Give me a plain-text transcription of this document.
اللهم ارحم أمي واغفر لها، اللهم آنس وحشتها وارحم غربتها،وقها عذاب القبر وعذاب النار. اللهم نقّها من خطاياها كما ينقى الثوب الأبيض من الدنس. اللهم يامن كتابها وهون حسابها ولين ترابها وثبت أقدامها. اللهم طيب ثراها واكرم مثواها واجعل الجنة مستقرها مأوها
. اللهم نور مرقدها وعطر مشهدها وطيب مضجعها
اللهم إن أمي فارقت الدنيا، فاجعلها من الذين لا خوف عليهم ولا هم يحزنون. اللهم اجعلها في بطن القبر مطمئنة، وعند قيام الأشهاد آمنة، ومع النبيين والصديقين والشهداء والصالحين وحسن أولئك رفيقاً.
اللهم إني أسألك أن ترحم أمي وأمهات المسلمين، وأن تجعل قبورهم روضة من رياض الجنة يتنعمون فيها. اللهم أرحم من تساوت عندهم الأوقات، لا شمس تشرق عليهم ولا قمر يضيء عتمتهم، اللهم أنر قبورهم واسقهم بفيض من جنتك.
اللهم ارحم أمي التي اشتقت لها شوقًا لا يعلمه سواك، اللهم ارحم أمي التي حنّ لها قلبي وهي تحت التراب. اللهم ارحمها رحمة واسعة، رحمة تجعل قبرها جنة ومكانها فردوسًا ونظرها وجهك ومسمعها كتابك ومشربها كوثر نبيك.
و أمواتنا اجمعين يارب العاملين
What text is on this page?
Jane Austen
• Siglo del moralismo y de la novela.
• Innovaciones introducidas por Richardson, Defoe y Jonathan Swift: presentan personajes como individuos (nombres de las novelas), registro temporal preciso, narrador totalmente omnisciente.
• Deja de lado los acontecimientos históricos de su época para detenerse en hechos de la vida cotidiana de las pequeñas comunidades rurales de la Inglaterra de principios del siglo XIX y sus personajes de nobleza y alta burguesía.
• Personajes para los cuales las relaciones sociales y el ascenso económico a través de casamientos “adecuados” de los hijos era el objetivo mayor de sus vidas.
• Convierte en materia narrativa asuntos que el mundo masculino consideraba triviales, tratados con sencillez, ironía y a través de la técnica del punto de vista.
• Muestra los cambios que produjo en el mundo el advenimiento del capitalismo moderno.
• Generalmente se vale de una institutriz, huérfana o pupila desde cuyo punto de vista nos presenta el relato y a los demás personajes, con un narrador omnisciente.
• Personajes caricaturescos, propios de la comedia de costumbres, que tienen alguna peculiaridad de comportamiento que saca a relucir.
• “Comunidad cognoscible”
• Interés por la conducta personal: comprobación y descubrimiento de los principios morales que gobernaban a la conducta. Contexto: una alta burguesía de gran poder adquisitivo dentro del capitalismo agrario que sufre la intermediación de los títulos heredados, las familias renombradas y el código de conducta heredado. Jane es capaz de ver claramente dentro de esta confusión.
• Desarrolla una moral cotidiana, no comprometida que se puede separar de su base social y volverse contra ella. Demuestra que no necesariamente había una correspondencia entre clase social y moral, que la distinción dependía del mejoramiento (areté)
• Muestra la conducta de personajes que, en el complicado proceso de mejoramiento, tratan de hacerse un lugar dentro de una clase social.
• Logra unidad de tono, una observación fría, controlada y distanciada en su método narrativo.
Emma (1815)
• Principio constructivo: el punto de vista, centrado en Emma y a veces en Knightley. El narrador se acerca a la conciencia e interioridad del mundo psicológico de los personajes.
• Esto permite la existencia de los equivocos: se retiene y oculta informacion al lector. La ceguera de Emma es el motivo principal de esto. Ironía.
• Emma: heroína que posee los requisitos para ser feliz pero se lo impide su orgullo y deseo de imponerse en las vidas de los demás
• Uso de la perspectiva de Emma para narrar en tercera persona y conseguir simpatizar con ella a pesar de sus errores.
○ ○ ○ ○
TASK OBJECTIVE:
Pick out every line above that holds the word "عليهم" and copy it.

EXPECTED ANSWER:
اللهم إن أمي فارقت الدنيا، فاجعلها من الذين لا خوف عليهم ولا هم يحزنون. اللهم اجعلها في بطن القبر مطمئنة، وعند قيام الأشهاد آمنة، ومع النبيين والصديقين والشهداء والصالحين وحسن أولئك رفيقاً.
اللهم إني أسألك أن ترحم أمي وأمهات المسلمين، وأن تجعل قبورهم روضة من رياض الجنة يتنعمون فيها. اللهم أرحم من تساوت عندهم الأوقات، لا شمس تشرق عليهم ولا قمر يضيء عتمتهم، اللهم أنر قبورهم واسقهم بفيض من جنتك.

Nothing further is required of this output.